## Stored records
::::

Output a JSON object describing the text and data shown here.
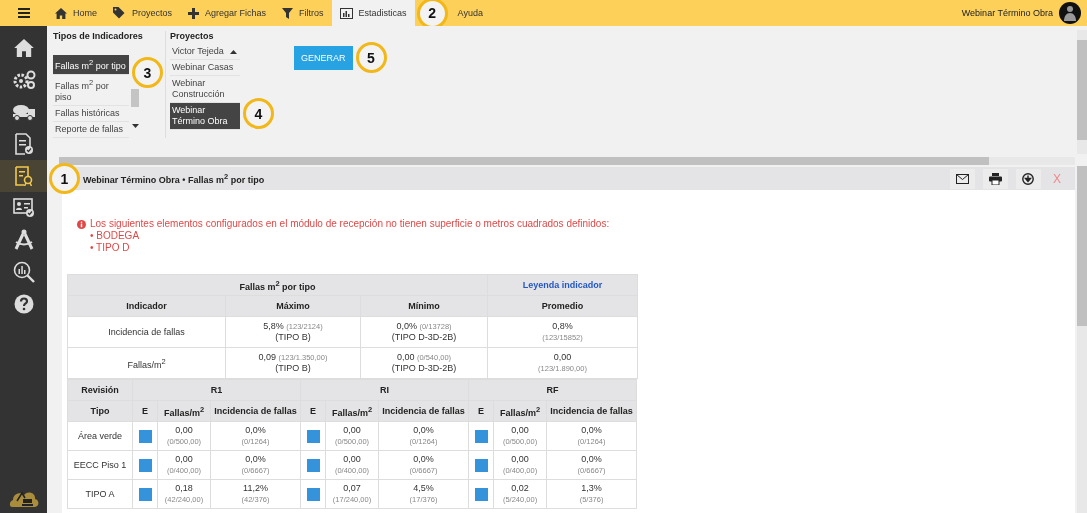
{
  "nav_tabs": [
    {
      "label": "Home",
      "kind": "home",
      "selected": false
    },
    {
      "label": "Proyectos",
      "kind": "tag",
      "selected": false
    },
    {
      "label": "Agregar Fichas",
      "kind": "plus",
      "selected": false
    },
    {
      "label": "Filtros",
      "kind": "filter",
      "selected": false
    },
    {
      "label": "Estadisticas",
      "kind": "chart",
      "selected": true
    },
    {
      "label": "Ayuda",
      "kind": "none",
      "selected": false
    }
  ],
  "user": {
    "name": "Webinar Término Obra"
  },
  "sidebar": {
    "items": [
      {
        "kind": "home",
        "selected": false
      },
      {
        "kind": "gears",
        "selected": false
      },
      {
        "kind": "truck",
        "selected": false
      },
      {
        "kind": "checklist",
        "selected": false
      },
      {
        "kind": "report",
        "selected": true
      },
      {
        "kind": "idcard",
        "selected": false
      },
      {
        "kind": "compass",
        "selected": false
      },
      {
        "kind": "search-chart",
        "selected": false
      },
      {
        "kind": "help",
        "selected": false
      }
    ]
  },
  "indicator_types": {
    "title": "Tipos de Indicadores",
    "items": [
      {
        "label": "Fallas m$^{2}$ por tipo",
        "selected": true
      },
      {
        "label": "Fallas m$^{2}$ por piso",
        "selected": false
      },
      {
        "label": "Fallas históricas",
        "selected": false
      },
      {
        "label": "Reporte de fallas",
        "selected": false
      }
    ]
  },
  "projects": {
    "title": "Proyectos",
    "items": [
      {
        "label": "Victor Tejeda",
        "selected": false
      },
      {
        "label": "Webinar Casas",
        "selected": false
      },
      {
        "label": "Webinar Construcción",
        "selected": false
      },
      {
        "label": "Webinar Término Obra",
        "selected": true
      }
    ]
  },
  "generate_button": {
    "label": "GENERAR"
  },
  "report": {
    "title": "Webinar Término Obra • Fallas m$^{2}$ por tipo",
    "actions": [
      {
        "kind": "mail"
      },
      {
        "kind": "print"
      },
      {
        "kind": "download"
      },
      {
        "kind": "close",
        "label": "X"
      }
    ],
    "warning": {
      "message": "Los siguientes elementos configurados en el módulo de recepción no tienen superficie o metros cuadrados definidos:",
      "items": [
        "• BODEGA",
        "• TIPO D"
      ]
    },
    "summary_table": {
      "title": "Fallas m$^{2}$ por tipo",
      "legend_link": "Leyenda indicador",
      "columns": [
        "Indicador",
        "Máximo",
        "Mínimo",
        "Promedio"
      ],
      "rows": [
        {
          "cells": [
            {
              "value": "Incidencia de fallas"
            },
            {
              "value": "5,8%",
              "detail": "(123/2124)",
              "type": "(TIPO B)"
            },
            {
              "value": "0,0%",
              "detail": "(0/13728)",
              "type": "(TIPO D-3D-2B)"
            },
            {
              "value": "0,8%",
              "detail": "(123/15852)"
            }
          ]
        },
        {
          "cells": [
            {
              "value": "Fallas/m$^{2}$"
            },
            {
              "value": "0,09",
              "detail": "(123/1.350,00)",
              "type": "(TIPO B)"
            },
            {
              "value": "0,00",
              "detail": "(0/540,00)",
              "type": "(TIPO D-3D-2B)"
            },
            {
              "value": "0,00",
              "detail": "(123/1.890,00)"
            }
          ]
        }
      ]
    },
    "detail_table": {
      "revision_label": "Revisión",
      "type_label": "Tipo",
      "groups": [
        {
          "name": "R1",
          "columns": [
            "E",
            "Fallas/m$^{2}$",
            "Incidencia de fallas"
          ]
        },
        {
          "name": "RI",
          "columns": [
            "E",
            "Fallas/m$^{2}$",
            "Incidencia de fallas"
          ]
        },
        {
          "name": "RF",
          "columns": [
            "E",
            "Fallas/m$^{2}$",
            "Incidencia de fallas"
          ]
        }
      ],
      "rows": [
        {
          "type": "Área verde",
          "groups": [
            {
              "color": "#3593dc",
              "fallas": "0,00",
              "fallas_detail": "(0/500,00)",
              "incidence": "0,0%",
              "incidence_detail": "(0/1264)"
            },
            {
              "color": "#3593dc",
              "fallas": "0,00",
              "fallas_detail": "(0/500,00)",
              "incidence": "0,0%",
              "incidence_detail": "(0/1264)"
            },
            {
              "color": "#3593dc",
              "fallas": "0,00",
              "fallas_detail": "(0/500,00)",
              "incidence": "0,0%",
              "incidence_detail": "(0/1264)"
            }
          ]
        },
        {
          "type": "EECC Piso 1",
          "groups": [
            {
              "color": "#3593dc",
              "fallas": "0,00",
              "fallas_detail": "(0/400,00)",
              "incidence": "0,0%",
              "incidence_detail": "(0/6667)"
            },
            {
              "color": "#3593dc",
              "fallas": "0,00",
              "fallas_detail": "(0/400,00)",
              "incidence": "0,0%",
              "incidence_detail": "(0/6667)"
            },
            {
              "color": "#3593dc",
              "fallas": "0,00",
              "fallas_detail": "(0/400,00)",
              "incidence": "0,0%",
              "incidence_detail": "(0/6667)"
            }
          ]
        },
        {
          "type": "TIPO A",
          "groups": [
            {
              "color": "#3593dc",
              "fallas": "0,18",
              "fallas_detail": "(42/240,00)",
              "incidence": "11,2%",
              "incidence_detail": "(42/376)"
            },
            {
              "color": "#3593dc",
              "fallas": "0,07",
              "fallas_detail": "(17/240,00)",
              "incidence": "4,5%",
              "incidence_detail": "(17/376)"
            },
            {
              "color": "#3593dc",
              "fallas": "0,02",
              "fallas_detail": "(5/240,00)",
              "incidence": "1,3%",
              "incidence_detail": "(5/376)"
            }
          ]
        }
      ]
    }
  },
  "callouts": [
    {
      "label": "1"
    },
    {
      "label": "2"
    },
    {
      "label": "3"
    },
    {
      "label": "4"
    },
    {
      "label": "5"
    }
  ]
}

::::

## Objective
Show each line of the data that contains the string "Obra".

## Reply
    "name": "Webinar Término Obra"
        "label": "Webinar Término Obra",
    "title": "Webinar Término Obra • Fallas m$^{2}$ por tipo",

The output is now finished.